Stated goal: Output all records precisely as written.

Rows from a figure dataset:
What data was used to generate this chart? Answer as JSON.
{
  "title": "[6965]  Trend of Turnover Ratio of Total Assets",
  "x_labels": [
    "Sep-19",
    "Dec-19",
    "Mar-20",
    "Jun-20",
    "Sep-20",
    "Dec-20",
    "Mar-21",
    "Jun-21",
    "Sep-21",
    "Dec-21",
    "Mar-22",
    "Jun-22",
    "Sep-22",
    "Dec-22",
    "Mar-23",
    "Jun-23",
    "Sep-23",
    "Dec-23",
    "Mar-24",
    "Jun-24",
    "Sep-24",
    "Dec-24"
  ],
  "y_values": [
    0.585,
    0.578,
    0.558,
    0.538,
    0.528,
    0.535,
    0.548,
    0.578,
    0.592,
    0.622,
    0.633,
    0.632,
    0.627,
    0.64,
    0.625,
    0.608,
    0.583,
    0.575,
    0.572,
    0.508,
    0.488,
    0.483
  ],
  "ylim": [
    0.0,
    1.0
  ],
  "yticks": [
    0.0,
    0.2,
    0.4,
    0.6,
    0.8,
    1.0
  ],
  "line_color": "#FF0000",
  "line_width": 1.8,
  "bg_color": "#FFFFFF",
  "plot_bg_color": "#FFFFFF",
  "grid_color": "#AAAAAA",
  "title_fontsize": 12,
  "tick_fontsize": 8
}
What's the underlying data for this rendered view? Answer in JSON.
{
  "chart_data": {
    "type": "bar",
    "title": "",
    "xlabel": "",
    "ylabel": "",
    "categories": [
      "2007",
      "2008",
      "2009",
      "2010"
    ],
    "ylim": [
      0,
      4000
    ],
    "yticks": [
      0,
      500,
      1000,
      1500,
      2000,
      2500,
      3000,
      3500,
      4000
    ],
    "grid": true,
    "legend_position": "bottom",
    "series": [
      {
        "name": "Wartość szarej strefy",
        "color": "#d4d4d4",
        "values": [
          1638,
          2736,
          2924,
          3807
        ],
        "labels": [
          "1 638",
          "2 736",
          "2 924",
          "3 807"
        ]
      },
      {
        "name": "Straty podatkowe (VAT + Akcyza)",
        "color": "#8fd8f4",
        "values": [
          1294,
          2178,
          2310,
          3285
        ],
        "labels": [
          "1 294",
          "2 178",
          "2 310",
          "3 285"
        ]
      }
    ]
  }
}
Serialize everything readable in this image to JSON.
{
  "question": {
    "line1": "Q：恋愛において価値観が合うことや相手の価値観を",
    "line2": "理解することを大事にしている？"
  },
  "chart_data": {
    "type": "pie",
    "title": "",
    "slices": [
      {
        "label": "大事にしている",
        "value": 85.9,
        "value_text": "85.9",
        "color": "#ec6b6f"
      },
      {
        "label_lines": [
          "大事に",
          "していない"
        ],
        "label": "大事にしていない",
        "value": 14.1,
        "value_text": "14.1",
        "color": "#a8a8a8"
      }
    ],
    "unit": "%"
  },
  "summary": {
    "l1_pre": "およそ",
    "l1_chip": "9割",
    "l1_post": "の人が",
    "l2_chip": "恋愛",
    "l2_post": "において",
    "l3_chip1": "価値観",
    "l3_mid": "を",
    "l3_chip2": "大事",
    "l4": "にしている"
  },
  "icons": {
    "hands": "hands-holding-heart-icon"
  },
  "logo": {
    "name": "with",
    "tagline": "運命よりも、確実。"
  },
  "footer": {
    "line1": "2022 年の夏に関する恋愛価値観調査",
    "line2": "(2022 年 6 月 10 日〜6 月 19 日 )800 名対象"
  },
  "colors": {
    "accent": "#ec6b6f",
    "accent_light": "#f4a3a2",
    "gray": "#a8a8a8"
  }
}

Correct result:
What data was used to generate this chart? Answer as JSON.
{
  "title": "[6965]  Trend of Turnover Ratio of Total Assets",
  "x_labels": [
    "Sep-19",
    "Dec-19",
    "Mar-20",
    "Jun-20",
    "Sep-20",
    "Dec-20",
    "Mar-21",
    "Jun-21",
    "Sep-21",
    "Dec-21",
    "Mar-22",
    "Jun-22",
    "Sep-22",
    "Dec-22",
    "Mar-23",
    "Jun-23",
    "Sep-23",
    "Dec-23",
    "Mar-24",
    "Jun-24",
    "Sep-24",
    "Dec-24"
  ],
  "y_values": [
    0.585,
    0.578,
    0.558,
    0.538,
    0.528,
    0.535,
    0.548,
    0.578,
    0.592,
    0.622,
    0.633,
    0.632,
    0.627,
    0.64,
    0.625,
    0.608,
    0.583,
    0.575,
    0.572,
    0.508,
    0.488,
    0.483
  ],
  "ylim": [
    0.0,
    1.0
  ],
  "yticks": [
    0.0,
    0.2,
    0.4,
    0.6,
    0.8,
    1.0
  ],
  "line_color": "#FF0000",
  "line_width": 1.8,
  "bg_color": "#FFFFFF",
  "plot_bg_color": "#FFFFFF",
  "grid_color": "#AAAAAA",
  "title_fontsize": 12,
  "tick_fontsize": 8
}
What's the underlying data for this rendered view? Answer in JSON.
{
  "chart_data": {
    "type": "bar",
    "title": "",
    "xlabel": "",
    "ylabel": "",
    "categories": [
      "2007",
      "2008",
      "2009",
      "2010"
    ],
    "ylim": [
      0,
      4000
    ],
    "yticks": [
      0,
      500,
      1000,
      1500,
      2000,
      2500,
      3000,
      3500,
      4000
    ],
    "grid": true,
    "legend_position": "bottom",
    "series": [
      {
        "name": "Wartość szarej strefy",
        "color": "#d4d4d4",
        "values": [
          1638,
          2736,
          2924,
          3807
        ],
        "labels": [
          "1 638",
          "2 736",
          "2 924",
          "3 807"
        ]
      },
      {
        "name": "Straty podatkowe (VAT + Akcyza)",
        "color": "#8fd8f4",
        "values": [
          1294,
          2178,
          2310,
          3285
        ],
        "labels": [
          "1 294",
          "2 178",
          "2 310",
          "3 285"
        ]
      }
    ]
  }
}
Serialize everything readable in this image to JSON.
{
  "question": {
    "line1": "Q：恋愛において価値観が合うことや相手の価値観を",
    "line2": "理解することを大事にしている？"
  },
  "chart_data": {
    "type": "pie",
    "title": "",
    "slices": [
      {
        "label": "大事にしている",
        "value": 85.9,
        "value_text": "85.9",
        "color": "#ec6b6f"
      },
      {
        "label_lines": [
          "大事に",
          "していない"
        ],
        "label": "大事にしていない",
        "value": 14.1,
        "value_text": "14.1",
        "color": "#a8a8a8"
      }
    ],
    "unit": "%"
  },
  "summary": {
    "l1_pre": "およそ",
    "l1_chip": "9割",
    "l1_post": "の人が",
    "l2_chip": "恋愛",
    "l2_post": "において",
    "l3_chip1": "価値観",
    "l3_mid": "を",
    "l3_chip2": "大事",
    "l4": "にしている"
  },
  "icons": {
    "hands": "hands-holding-heart-icon"
  },
  "logo": {
    "name": "with",
    "tagline": "運命よりも、確実。"
  },
  "footer": {
    "line1": "2022 年の夏に関する恋愛価値観調査",
    "line2": "(2022 年 6 月 10 日〜6 月 19 日 )800 名対象"
  },
  "colors": {
    "accent": "#ec6b6f",
    "accent_light": "#f4a3a2",
    "gray": "#a8a8a8"
  }
}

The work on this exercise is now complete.